TEXTE FOURNI ->

··········

Elle réclame 175 000 euro au titre de la perte de résultats sur 5 ans avec intérêts aux taux légal à compter de la première assignation devant le juge des référés.

Elle réclame 208 803 euro au titre de la perte de capital en découlant avec intérêts à compter de la même date.

Elle réclame restitution par la société Valoragri de la somme versée à tort à Michel Dussopt soit 10 108,53 euro.

Elle demande 3 500 euro en application de l'article 700 du nouveau Code de procédure civile.

La SAS Sud Fertilisants fait observer que c'est 4 ans après le départ de Michel Dussopt et que presque 3 ans après le départ de Laurent Debonne que la société Valoragri a engagé contre elle son action en concurrence déloyale.

Elle s'en remet à l'appréciation de la cour sur la motivation du jugement.

Elle soutient que la société Valoragri ne rapporte pas la preuve d'une quelconque faute de sa part.

Michel Dussopt n'a pas été embauché par elle le 29/03/1999 mais le 01/06/1999 et durant le temps d'écoulement de la durée de la clause celui-ci n'a pas prospecté dans son ancien secteur. Laurent Debonne était quant à lui délié totalement de sa clause de non-concurrence lorsqu'il a été embauché le 19 septembre 200. Il était sorti des effectifs de son précédent employeur le 15 septembre 2000.

Sans faute, dit-elle, il n'y a pas de préjudice indemnisable. Elle s'explique sur les prétentions de son adversaire à ce sujet en relevant les contradictions de l'expert dans son rapport et en analysant les réelles raisons, selon elle, de la baisse d'activité de la société Valoragri, de son arrêt d'activité partiel et de sa cession du secteur concerné.

Elle demande la confirmation du jugement attaqué, 15 000 euro pour procédure abusive et 10 000 euro en application de l'article 700 du nouveau Code de procédure civile.

Sur ce:

- Sur la validité de l'assignation

C'est de son propre chef que le Tribunal de commerce de Sète a invoqué la nullité de l'assignation sans qu'aucune des parties n'ait soulevé de difficulté à ce sujet devant lui.

··········

DONNÉES AFFICHÉES ->
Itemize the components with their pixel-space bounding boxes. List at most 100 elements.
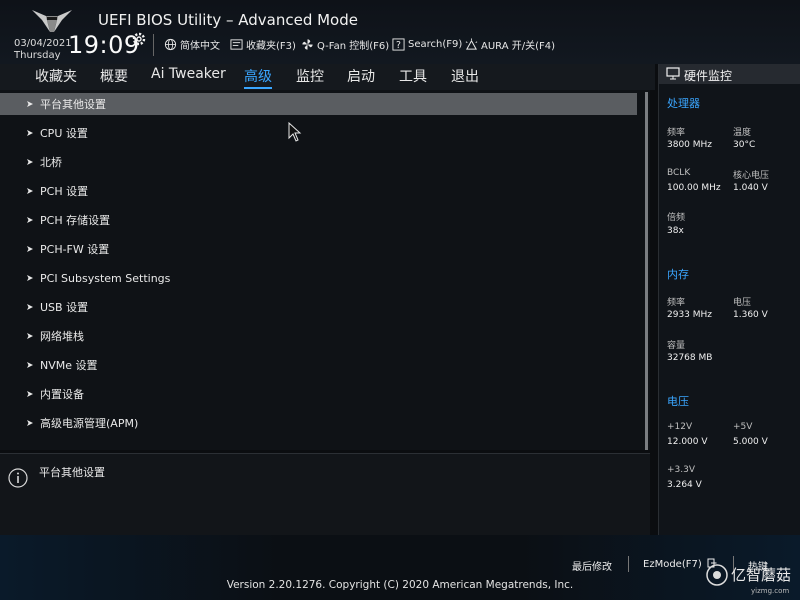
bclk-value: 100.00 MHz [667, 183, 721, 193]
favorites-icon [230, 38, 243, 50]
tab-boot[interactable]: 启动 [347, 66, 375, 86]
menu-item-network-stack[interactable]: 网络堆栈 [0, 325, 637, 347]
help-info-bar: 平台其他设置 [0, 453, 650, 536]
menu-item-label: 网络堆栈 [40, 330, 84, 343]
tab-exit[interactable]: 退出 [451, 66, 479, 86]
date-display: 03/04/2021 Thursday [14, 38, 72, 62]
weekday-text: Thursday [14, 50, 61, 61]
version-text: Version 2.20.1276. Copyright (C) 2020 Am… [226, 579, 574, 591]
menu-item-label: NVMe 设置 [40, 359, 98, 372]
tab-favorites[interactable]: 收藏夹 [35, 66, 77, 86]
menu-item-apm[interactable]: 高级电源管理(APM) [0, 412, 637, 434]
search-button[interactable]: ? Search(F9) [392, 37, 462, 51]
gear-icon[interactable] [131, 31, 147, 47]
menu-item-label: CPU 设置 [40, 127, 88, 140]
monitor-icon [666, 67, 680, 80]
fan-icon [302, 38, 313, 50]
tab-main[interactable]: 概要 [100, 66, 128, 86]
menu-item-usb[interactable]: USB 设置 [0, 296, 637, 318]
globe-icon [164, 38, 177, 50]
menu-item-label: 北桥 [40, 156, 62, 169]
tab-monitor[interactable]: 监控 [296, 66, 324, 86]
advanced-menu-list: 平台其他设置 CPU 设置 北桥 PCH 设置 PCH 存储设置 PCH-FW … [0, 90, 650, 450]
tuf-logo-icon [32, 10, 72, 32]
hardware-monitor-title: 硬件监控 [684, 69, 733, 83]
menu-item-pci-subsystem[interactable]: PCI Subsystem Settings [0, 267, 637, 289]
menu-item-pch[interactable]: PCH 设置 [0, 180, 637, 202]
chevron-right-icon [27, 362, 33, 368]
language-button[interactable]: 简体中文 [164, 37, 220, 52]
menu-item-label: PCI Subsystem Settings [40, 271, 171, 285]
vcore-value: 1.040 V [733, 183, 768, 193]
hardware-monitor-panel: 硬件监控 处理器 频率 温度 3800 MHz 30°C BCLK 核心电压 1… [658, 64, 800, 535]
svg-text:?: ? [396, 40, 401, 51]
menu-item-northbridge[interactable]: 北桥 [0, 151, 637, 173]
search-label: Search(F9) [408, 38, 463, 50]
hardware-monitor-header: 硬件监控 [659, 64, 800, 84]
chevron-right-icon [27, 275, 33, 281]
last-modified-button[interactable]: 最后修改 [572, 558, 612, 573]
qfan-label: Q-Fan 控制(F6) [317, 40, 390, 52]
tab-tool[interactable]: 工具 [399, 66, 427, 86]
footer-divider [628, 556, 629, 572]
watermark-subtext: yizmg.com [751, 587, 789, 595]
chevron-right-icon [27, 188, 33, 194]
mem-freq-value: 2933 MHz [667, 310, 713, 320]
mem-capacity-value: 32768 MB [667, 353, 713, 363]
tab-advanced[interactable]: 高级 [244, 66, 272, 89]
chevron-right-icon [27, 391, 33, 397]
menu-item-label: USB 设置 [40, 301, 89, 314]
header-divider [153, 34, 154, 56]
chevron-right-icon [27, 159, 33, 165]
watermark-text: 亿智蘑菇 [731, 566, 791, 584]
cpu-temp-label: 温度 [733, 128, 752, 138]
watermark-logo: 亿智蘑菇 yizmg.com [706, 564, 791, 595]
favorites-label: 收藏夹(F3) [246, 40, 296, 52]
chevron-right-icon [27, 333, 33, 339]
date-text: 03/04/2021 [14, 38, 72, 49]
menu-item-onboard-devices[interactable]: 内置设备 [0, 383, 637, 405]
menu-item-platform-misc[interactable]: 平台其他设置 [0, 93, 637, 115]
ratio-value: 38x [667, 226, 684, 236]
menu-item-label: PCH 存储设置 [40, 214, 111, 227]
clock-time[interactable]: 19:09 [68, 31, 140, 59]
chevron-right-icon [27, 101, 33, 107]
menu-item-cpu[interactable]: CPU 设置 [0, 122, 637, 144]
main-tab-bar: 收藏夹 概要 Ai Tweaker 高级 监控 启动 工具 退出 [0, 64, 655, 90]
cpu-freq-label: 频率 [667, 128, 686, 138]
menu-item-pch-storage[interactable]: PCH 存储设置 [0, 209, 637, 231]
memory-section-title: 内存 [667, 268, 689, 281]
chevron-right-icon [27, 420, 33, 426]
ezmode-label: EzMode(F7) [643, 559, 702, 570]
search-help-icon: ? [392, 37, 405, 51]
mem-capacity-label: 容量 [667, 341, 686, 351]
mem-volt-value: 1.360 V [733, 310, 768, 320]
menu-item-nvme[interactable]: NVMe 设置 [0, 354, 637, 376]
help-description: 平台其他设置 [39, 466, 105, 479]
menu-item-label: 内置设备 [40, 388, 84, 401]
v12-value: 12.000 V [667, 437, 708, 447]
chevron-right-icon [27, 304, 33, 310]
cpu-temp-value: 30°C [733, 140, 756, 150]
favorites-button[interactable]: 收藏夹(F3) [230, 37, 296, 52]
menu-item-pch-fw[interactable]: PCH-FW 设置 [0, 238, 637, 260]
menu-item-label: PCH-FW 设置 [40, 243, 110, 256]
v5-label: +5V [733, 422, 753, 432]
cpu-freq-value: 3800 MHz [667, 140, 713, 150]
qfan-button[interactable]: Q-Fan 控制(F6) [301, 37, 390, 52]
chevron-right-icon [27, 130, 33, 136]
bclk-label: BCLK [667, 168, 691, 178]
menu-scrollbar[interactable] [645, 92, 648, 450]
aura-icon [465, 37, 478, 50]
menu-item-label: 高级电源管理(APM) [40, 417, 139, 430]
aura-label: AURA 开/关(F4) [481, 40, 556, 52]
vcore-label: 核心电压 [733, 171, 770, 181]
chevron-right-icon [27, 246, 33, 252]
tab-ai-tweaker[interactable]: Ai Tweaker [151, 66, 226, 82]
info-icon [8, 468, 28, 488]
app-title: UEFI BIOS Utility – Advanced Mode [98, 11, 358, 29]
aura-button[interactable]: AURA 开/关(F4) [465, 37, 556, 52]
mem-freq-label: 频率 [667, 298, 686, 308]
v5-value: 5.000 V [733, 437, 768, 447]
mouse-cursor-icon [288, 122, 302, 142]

··········

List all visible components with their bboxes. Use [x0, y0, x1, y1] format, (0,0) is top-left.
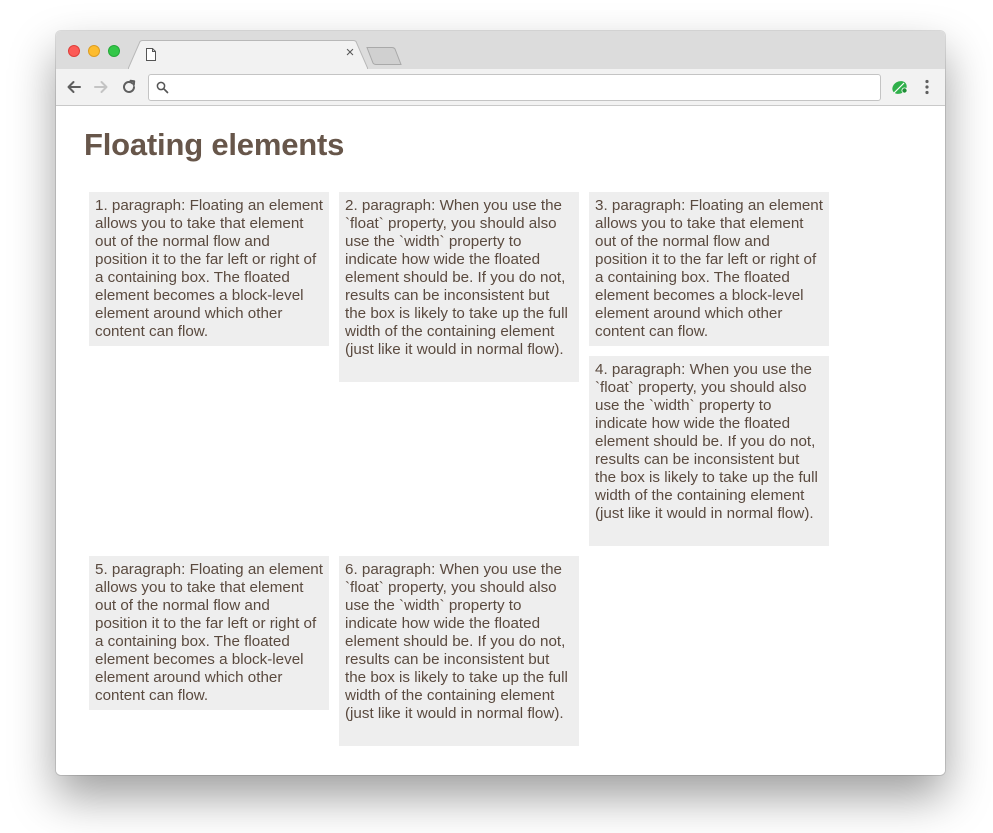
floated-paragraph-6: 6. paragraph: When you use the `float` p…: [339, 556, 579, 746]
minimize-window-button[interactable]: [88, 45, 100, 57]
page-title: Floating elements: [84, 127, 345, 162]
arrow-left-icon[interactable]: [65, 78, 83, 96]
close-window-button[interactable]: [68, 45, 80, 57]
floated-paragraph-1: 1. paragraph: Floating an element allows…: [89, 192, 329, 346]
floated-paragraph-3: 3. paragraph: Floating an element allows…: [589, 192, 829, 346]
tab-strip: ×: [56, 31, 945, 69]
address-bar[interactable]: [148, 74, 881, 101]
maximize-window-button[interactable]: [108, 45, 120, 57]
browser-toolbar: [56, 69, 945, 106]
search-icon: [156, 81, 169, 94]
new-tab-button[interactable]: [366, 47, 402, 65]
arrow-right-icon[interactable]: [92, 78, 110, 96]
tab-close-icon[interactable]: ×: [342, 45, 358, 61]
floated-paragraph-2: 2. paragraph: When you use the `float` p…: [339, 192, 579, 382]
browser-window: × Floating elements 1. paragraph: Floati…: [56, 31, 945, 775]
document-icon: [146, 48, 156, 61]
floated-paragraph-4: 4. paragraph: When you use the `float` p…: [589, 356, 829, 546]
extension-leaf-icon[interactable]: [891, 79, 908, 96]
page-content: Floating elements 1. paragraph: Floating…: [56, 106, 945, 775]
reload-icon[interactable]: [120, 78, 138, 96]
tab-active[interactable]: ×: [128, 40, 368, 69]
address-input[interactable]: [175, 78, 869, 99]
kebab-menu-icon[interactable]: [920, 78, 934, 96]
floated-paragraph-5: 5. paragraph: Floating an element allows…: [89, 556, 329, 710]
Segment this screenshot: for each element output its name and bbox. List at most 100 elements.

··········

CONSIGNES ->
**A)** Selon l'extrait de décision de justice, quelle somme la SAS Sud Fertilisants demande-t-elle pour procédure abusive ?
**B)** Transcrivez le passage de l'extrait de décision de justice allant de "Elle soutient que" jusqu'à "du secteur concerné.".
**C)** Reprenez la rédaction de l'extrait de décision de justice à la suite de sa dernière phrase.
Les enregistrements ne sont d'aucune utilité pour ce travail.

RÉPONSES FINALES ->
**A)** 15 000 euro.

**B)**
Elle soutient que la société Valoragri ne rapporte pas la preuve d'une quelconque faute de sa part.

Michel Dussopt n'a pas été embauché par elle le 29/03/1999 mais le 01/06/1999 et durant le temps d'écoulement de la durée de la clause celui-ci n'a pas prospecté dans son ancien secteur. Laurent Debonne était quant à lui délié totalement de sa clause de non-concurrence lorsqu'il a été embauché le 19 septembre 200. Il était sorti des effectifs de son précédent employeur le 15 septembre 2000.

Sans faute, dit-elle, il n'y a pas de préjudice indemnisable. Elle s'explique sur les prétentions de son adversaire à ce sujet en relevant les contradictions de l'expert dans son rapport et en analysant les réelles raisons, selon elle, de la baisse d'activité de la société Valoragri, de son arrêt d'activité partiel et de sa cession du secteur concerné.

**C)**
Les parties lors de débats qui ont eu lieu le 13 juin 2006 ont accepté de plaider au fond.

Un acte de procédure ne pouvant être annulé pour vice de forme qu'à la demande de la partie intéressée, le juge ne peut relever d'office le moyen pris de cette irrégularité.

La défenderesse n'a elle-même pas soulevé la moindre irrégularité de procédure et a plaidé au fond.

L'assignation doit être considérée comme parfaitement valable.

- Sur le cas de Michel Dussopt

Celui-ci a été embauché par la société Coda le 08/11/1993 avec une clause de non-concurrence sur son secteur d'une durée de 24 mois passée la première année d'embauche.

Le contrat de travail qu'il a signé avec la société Sud Fertilisants est daté du 1er juin 1999. Il y est certes fait référence à une " lettre d'embauche du 29/03/1999 ".

Il avait démissionné de son premier emploi le 12/04/1999. Son employeur, la société Procep devenue Valoragri, par lettre recommandée avec accusé de réception du 21/04/1999 lui a donné son accord pour que son préavis expire le 31 mai 1999.

Il a, de plus, été dispensé d'exécuter sa période de préavis à compter du 23 avril 1999 et sa clause de non-concurrence a été réduite à 9 mois à compter de la cessation de son contrat de travail.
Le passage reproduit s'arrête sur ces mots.